--- start Input records ---

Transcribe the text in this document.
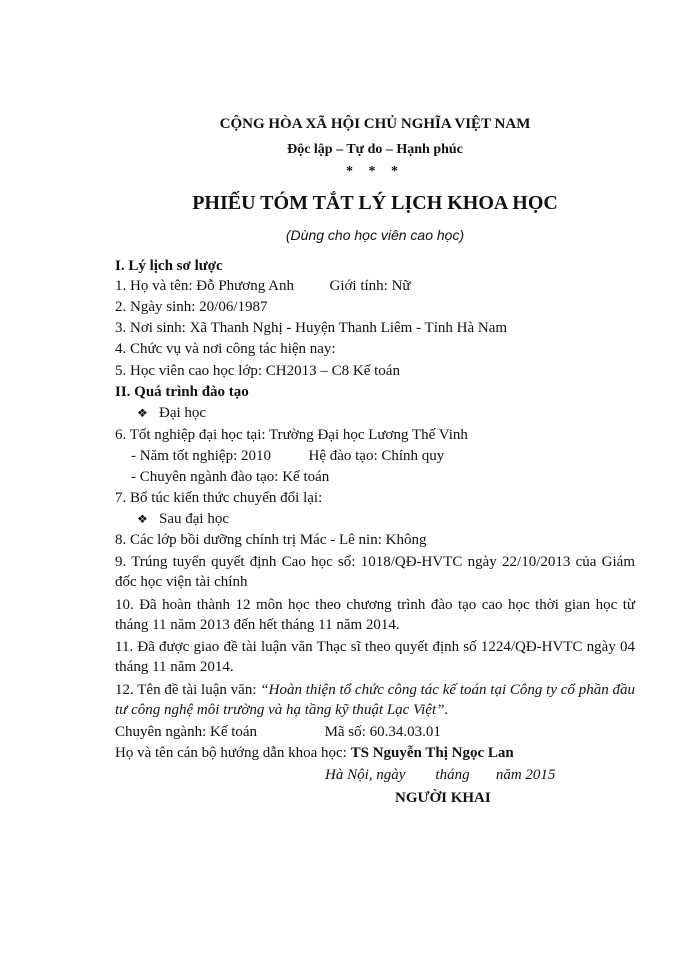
CỘNG HÒA XÃ HỘI CHỦ NGHĨA VIỆT NAM
Độc lập – Tự do – Hạnh phúc
* * *
PHIẾU TÓM TẮT LÝ LỊCH KHOA HỌC
(Dùng cho học viên cao học)
I. Lý lịch sơ lược
1. Họ và tên: Đỗ Phương Anh Giới tính: Nữ
2. Ngày sinh: 20/06/1987
3. Nơi sinh: Xã Thanh Nghị - Huyện Thanh Liêm - Tỉnh Hà Nam
4. Chức vụ và nơi công tác hiện nay:
5. Học viên cao học lớp: CH2013 – C8 Kế toán
II. Quá trình đào tạo
❖ Đại học
6. Tốt nghiệp đại học tại: Trường Đại học Lương Thế Vinh
- Năm tốt nghiệp: 2010	Hệ đào tạo: Chính quy
- Chuyên ngành đào tạo: Kế toán
7. Bổ túc kiến thức chuyển đổi lại:
❖ Sau đại học
8. Các lớp bồi dưỡng chính trị Mác - Lê nin: Không
9. Trúng tuyển quyết định Cao học số: 1018/QĐ-HVTC ngày 22/10/2013 của Giám đốc học viện tài chính
10. Đã hoàn thành 12 môn học theo chương trình đào tạo cao học thời gian học từ tháng 11 năm 2013 đến hết tháng 11 năm 2014.
11. Đã được giao đề tài luận văn Thạc sĩ theo quyết định số 1224/QĐ-HVTC ngày 04 tháng 11 năm 2014.
12. Tên đề tài luận văn: “Hoàn thiện tổ chức công tác kế toán tại Công ty cổ phần đầu tư công nghệ môi trường và hạ tầng kỹ thuật Lạc Việt”.
Chuyên ngành: Kế toán	Mã số: 60.34.03.01
Họ và tên cán bộ hướng dẫn khoa học: TS Nguyễn Thị Ngọc Lan
Hà Nội, ngày        tháng       năm 2015
NGƯỜI KHAI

--- end Input records ---

- [Required task]: Retype all entries exactly as they appear, dropping the images.

- [Exercise result]:
Transcribe the text in this document.
CỘNG HÒA XÃ HỘI CHỦ NGHĨA VIỆT NAM
Độc lập – Tự do – Hạnh phúc
* * *
PHIẾU TÓM TẮT LÝ LỊCH KHOA HỌC
(Dùng cho học viên cao học)
I. Lý lịch sơ lược
1. Họ và tên: Đỗ Phương Anh Giới tính: Nữ
2. Ngày sinh: 20/06/1987
3. Nơi sinh: Xã Thanh Nghị - Huyện Thanh Liêm - Tỉnh Hà Nam
4. Chức vụ và nơi công tác hiện nay:
5. Học viên cao học lớp: CH2013 – C8 Kế toán
II. Quá trình đào tạo
❖ Đại học
6. Tốt nghiệp đại học tại: Trường Đại học Lương Thế Vinh
- Năm tốt nghiệp: 2010	Hệ đào tạo: Chính quy
- Chuyên ngành đào tạo: Kế toán
7. Bổ túc kiến thức chuyển đổi lại:
❖ Sau đại học
8. Các lớp bồi dưỡng chính trị Mác - Lê nin: Không
9. Trúng tuyển quyết định Cao học số: 1018/QĐ-HVTC ngày 22/10/2013 của Giám đốc học viện tài chính
10. Đã hoàn thành 12 môn học theo chương trình đào tạo cao học thời gian học từ tháng 11 năm 2013 đến hết tháng 11 năm 2014.
11. Đã được giao đề tài luận văn Thạc sĩ theo quyết định số 1224/QĐ-HVTC ngày 04 tháng 11 năm 2014.
12. Tên đề tài luận văn: “Hoàn thiện tổ chức công tác kế toán tại Công ty cổ phần đầu tư công nghệ môi trường và hạ tầng kỹ thuật Lạc Việt”.
Chuyên ngành: Kế toán	Mã số: 60.34.03.01
Họ và tên cán bộ hướng dẫn khoa học: TS Nguyễn Thị Ngọc Lan
Hà Nội, ngày        tháng       năm 2015
NGƯỜI KHAI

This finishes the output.